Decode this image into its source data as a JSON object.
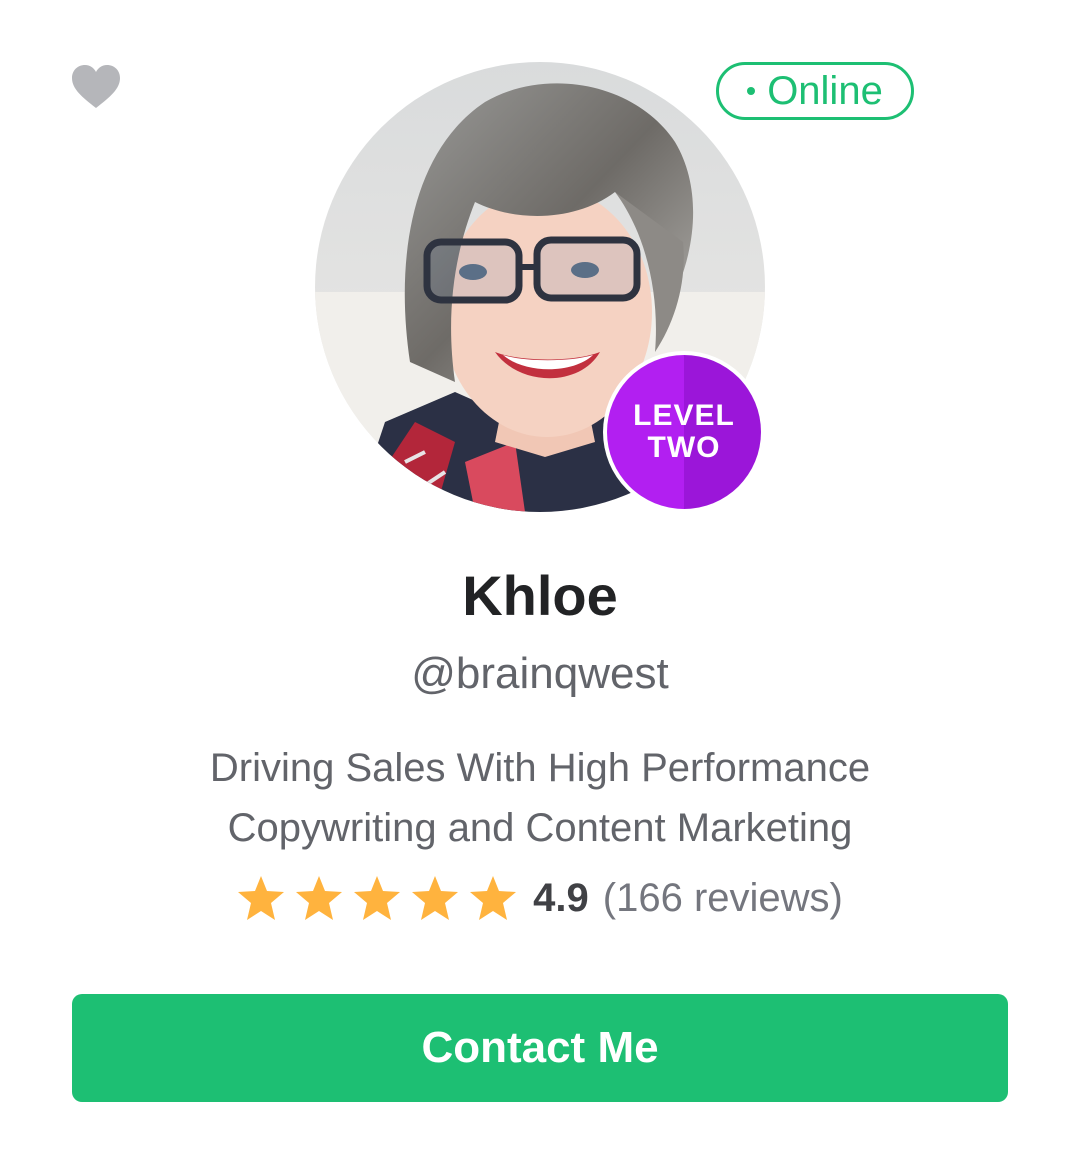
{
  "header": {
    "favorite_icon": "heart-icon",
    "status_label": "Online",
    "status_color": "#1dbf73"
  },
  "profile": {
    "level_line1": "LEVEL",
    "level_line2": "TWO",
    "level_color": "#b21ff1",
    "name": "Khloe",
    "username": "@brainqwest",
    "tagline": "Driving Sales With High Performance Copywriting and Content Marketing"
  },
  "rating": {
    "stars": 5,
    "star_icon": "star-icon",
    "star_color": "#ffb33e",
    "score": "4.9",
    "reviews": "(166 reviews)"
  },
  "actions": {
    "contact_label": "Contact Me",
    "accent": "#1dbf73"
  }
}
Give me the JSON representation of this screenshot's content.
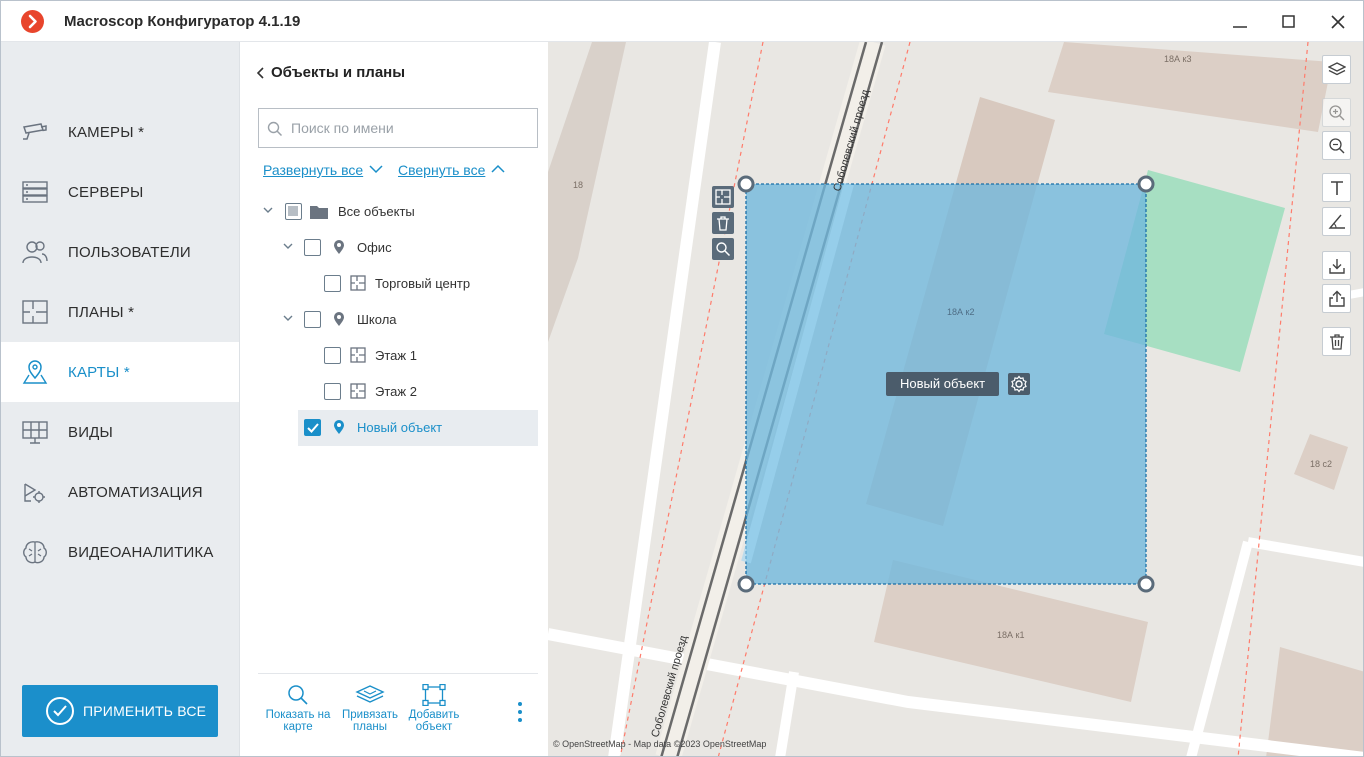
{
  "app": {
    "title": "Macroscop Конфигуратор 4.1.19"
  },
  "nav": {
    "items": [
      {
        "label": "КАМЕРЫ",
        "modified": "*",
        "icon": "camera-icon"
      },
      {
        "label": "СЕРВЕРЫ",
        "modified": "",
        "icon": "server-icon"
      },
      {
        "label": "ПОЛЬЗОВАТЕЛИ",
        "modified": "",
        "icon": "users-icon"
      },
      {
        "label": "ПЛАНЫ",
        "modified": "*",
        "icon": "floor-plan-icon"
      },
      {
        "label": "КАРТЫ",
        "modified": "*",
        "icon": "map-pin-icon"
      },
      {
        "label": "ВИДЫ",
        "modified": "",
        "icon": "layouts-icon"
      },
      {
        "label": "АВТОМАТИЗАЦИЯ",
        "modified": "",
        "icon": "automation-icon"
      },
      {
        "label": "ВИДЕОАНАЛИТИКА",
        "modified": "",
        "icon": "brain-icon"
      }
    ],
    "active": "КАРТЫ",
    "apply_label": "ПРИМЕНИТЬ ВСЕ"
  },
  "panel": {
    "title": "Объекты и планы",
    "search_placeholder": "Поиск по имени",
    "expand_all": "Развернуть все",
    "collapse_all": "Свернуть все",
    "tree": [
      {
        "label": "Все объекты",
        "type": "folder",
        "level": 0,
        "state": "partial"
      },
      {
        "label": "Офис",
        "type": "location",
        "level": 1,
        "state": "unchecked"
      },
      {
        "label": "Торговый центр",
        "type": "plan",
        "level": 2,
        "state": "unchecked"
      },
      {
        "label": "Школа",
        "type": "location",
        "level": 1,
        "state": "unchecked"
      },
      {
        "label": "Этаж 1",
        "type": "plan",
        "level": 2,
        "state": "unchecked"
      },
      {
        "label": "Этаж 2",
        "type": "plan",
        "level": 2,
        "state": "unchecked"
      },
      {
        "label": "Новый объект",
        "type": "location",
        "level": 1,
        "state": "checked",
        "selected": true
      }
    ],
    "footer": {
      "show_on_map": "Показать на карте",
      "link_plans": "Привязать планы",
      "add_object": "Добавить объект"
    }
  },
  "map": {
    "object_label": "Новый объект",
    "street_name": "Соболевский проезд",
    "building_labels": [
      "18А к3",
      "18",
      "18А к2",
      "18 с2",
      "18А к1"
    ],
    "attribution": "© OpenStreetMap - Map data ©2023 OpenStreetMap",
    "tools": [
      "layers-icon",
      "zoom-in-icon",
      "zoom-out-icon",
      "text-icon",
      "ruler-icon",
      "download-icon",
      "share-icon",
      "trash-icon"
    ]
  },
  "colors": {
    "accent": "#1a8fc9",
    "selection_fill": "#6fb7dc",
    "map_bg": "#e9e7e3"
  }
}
::::::::::
▸ **Exercise goal**: Return the listing above unchanged, apart from dropping its pictures.

▸ **Expected answer**:
Decode this image into its source data as a JSON object.
{
  "header": {
    "favorite_icon": "heart-icon",
    "status_label": "Online",
    "status_color": "#1dbf73"
  },
  "profile": {
    "level_line1": "LEVEL",
    "level_line2": "TWO",
    "level_color": "#b21ff1",
    "name": "Khloe",
    "username": "@brainqwest",
    "tagline": "Driving Sales With High Performance Copywriting and Content Marketing"
  },
  "rating": {
    "stars": 5,
    "star_icon": "star-icon",
    "star_color": "#ffb33e",
    "score": "4.9",
    "reviews": "(166 reviews)"
  },
  "actions": {
    "contact_label": "Contact Me",
    "accent": "#1dbf73"
  }
}
Give me the JSON representation of this screenshot's content.
{
  "app": {
    "title": "Macroscop Конфигуратор 4.1.19"
  },
  "nav": {
    "items": [
      {
        "label": "КАМЕРЫ",
        "modified": "*",
        "icon": "camera-icon"
      },
      {
        "label": "СЕРВЕРЫ",
        "modified": "",
        "icon": "server-icon"
      },
      {
        "label": "ПОЛЬЗОВАТЕЛИ",
        "modified": "",
        "icon": "users-icon"
      },
      {
        "label": "ПЛАНЫ",
        "modified": "*",
        "icon": "floor-plan-icon"
      },
      {
        "label": "КАРТЫ",
        "modified": "*",
        "icon": "map-pin-icon"
      },
      {
        "label": "ВИДЫ",
        "modified": "",
        "icon": "layouts-icon"
      },
      {
        "label": "АВТОМАТИЗАЦИЯ",
        "modified": "",
        "icon": "automation-icon"
      },
      {
        "label": "ВИДЕОАНАЛИТИКА",
        "modified": "",
        "icon": "brain-icon"
      }
    ],
    "active": "КАРТЫ",
    "apply_label": "ПРИМЕНИТЬ ВСЕ"
  },
  "panel": {
    "title": "Объекты и планы",
    "search_placeholder": "Поиск по имени",
    "expand_all": "Развернуть все",
    "collapse_all": "Свернуть все",
    "tree": [
      {
        "label": "Все объекты",
        "type": "folder",
        "level": 0,
        "state": "partial"
      },
      {
        "label": "Офис",
        "type": "location",
        "level": 1,
        "state": "unchecked"
      },
      {
        "label": "Торговый центр",
        "type": "plan",
        "level": 2,
        "state": "unchecked"
      },
      {
        "label": "Школа",
        "type": "location",
        "level": 1,
        "state": "unchecked"
      },
      {
        "label": "Этаж 1",
        "type": "plan",
        "level": 2,
        "state": "unchecked"
      },
      {
        "label": "Этаж 2",
        "type": "plan",
        "level": 2,
        "state": "unchecked"
      },
      {
        "label": "Новый объект",
        "type": "location",
        "level": 1,
        "state": "checked",
        "selected": true
      }
    ],
    "footer": {
      "show_on_map": "Показать на карте",
      "link_plans": "Привязать планы",
      "add_object": "Добавить объект"
    }
  },
  "map": {
    "object_label": "Новый объект",
    "street_name": "Соболевский проезд",
    "building_labels": [
      "18А к3",
      "18",
      "18А к2",
      "18 с2",
      "18А к1"
    ],
    "attribution": "© OpenStreetMap - Map data ©2023 OpenStreetMap",
    "tools": [
      "layers-icon",
      "zoom-in-icon",
      "zoom-out-icon",
      "text-icon",
      "ruler-icon",
      "download-icon",
      "share-icon",
      "trash-icon"
    ]
  },
  "colors": {
    "accent": "#1a8fc9",
    "selection_fill": "#6fb7dc",
    "map_bg": "#e9e7e3"
  }
}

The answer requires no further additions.